[Dataset excerpt]
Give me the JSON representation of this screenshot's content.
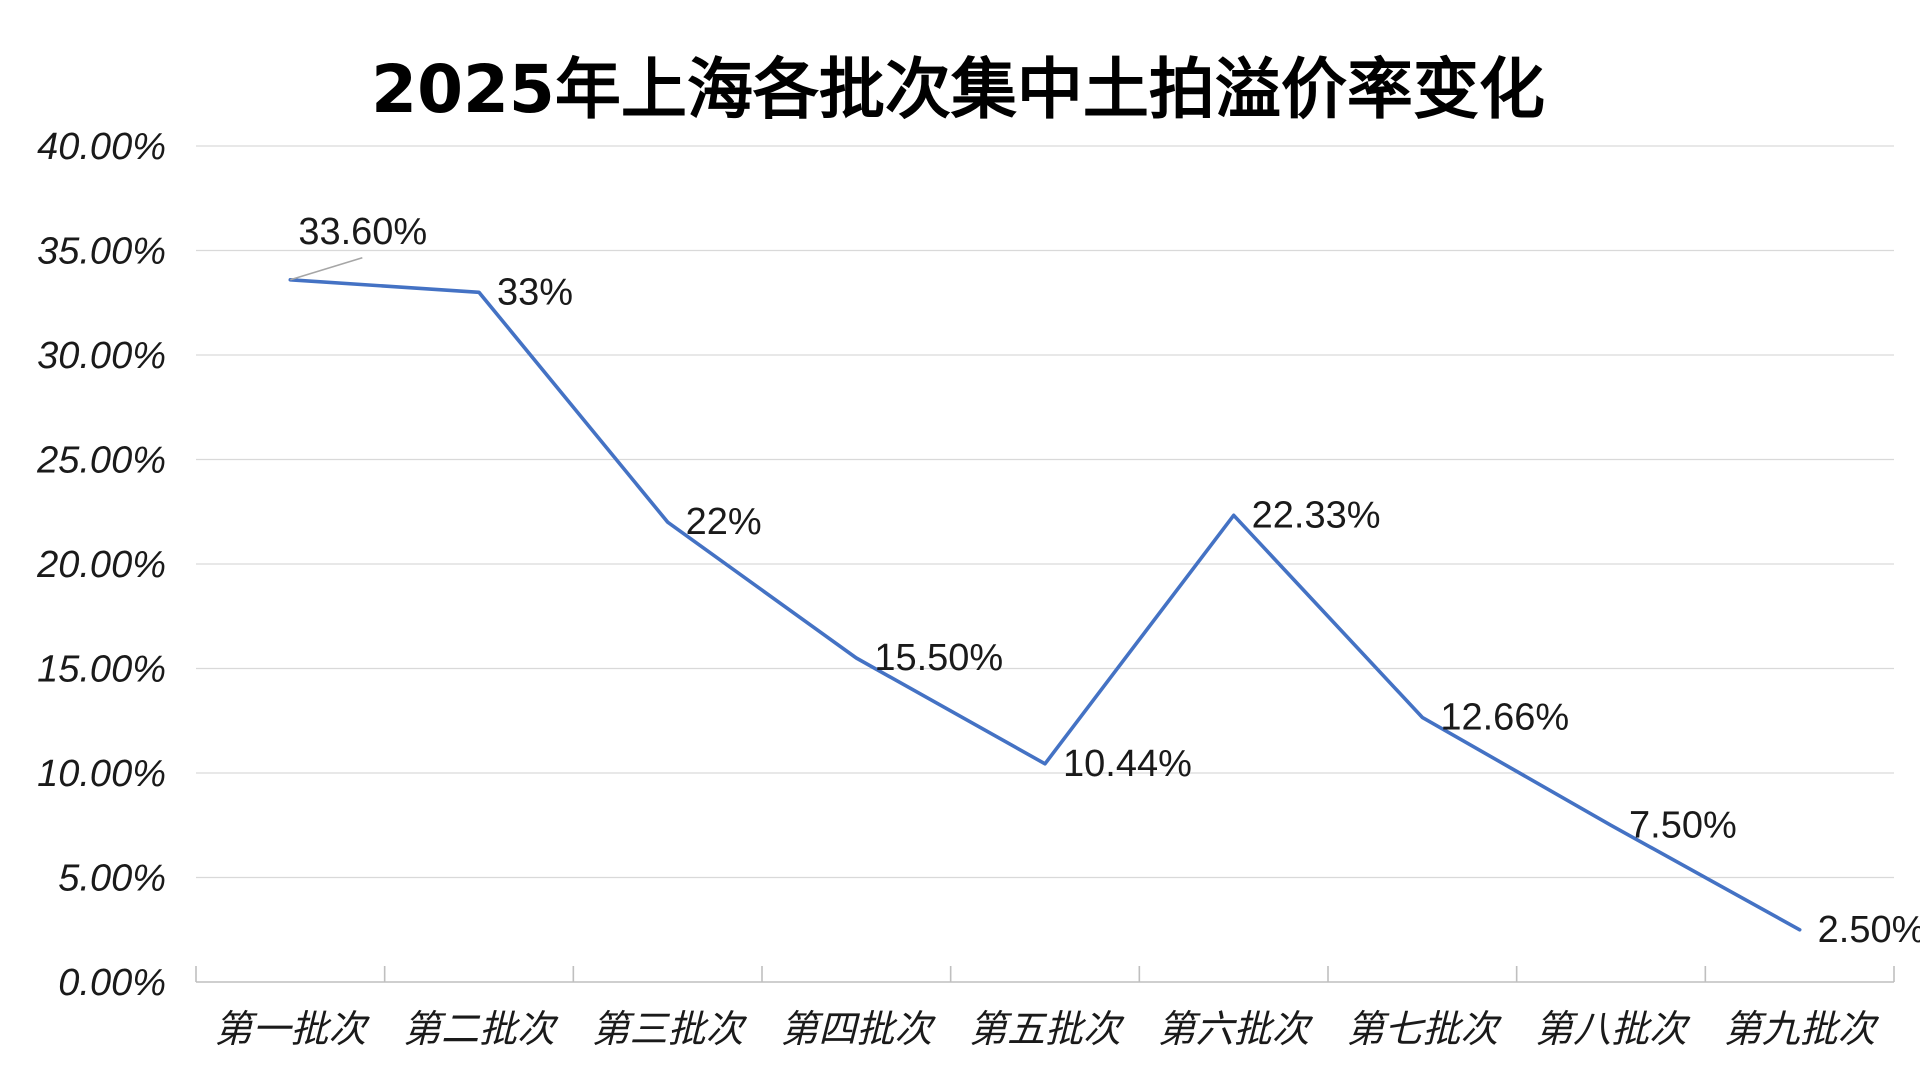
{
  "chart_data": {
    "type": "line",
    "title": "2025年上海各批次集中土拍溢价率变化",
    "xlabel": "",
    "ylabel": "",
    "categories": [
      "第一批次",
      "第二批次",
      "第三批次",
      "第四批次",
      "第五批次",
      "第六批次",
      "第七批次",
      "第八批次",
      "第九批次"
    ],
    "series": [
      {
        "values": [
          33.6,
          33.0,
          22.0,
          15.5,
          10.44,
          22.33,
          12.66,
          7.5,
          2.5
        ],
        "labels": [
          "33.60%",
          "33%",
          "22%",
          "15.50%",
          "10.44%",
          "22.33%",
          "12.66%",
          "7.50%",
          "2.50%"
        ],
        "color": "#4472C4"
      }
    ],
    "ylim": [
      0,
      40
    ],
    "y_ticks": [
      0,
      5,
      10,
      15,
      20,
      25,
      30,
      35,
      40
    ],
    "y_tick_labels": [
      "0.00%",
      "5.00%",
      "10.00%",
      "15.00%",
      "20.00%",
      "25.00%",
      "30.00%",
      "35.00%",
      "40.00%"
    ],
    "grid": true,
    "legend": "none"
  }
}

## Task statement
Write out each line again precisely as it appears, skipping every picture.

## Result below
Give me the JSON representation of this screenshot's content.
{
  "chart_data": {
    "type": "line",
    "title": "2025年上海各批次集中土拍溢价率变化",
    "xlabel": "",
    "ylabel": "",
    "categories": [
      "第一批次",
      "第二批次",
      "第三批次",
      "第四批次",
      "第五批次",
      "第六批次",
      "第七批次",
      "第八批次",
      "第九批次"
    ],
    "series": [
      {
        "values": [
          33.6,
          33.0,
          22.0,
          15.5,
          10.44,
          22.33,
          12.66,
          7.5,
          2.5
        ],
        "labels": [
          "33.60%",
          "33%",
          "22%",
          "15.50%",
          "10.44%",
          "22.33%",
          "12.66%",
          "7.50%",
          "2.50%"
        ],
        "color": "#4472C4"
      }
    ],
    "ylim": [
      0,
      40
    ],
    "y_ticks": [
      0,
      5,
      10,
      15,
      20,
      25,
      30,
      35,
      40
    ],
    "y_tick_labels": [
      "0.00%",
      "5.00%",
      "10.00%",
      "15.00%",
      "20.00%",
      "25.00%",
      "30.00%",
      "35.00%",
      "40.00%"
    ],
    "grid": true,
    "legend": "none"
  }
}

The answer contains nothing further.